┌──

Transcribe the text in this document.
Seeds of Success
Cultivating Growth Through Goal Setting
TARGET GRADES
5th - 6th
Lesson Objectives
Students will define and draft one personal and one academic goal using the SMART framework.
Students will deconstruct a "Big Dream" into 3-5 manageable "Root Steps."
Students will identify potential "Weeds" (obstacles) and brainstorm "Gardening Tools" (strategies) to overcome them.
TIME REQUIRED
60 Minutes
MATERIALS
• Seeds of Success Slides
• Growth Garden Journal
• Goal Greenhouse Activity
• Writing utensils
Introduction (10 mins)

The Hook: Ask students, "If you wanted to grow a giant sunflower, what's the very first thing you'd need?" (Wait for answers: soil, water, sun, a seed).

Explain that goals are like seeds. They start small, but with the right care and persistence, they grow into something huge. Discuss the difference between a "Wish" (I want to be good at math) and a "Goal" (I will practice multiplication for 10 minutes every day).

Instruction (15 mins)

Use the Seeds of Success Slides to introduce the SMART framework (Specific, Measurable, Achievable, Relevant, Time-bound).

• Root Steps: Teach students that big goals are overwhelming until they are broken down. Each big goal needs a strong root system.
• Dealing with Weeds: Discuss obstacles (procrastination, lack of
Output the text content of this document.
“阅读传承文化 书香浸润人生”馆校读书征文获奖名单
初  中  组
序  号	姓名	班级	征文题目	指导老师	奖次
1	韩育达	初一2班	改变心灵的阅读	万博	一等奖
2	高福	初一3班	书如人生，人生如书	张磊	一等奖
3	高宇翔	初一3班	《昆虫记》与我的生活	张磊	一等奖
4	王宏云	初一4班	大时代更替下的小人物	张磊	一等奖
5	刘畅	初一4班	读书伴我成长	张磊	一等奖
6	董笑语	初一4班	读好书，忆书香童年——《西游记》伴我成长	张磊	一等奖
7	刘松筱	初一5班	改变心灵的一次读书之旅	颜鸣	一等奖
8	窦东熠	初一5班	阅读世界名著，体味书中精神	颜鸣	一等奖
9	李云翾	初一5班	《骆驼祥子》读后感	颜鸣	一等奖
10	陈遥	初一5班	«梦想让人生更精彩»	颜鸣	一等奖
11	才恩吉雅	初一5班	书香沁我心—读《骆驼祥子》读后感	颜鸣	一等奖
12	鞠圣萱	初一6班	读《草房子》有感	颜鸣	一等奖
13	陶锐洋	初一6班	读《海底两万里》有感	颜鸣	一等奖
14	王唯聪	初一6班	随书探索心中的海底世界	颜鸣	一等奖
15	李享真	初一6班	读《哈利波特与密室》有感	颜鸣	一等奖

└──

▶ **Requirement**
Scan the listing above. Gather each line that contains the word "Root".

▶ **Solution below**
Students will deconstruct a "Big Dream" into 3-5 manageable "Root Steps."
• Root Steps: Teach students that big goals are overwhelming until they are broken down. Each big goal needs a strong root system.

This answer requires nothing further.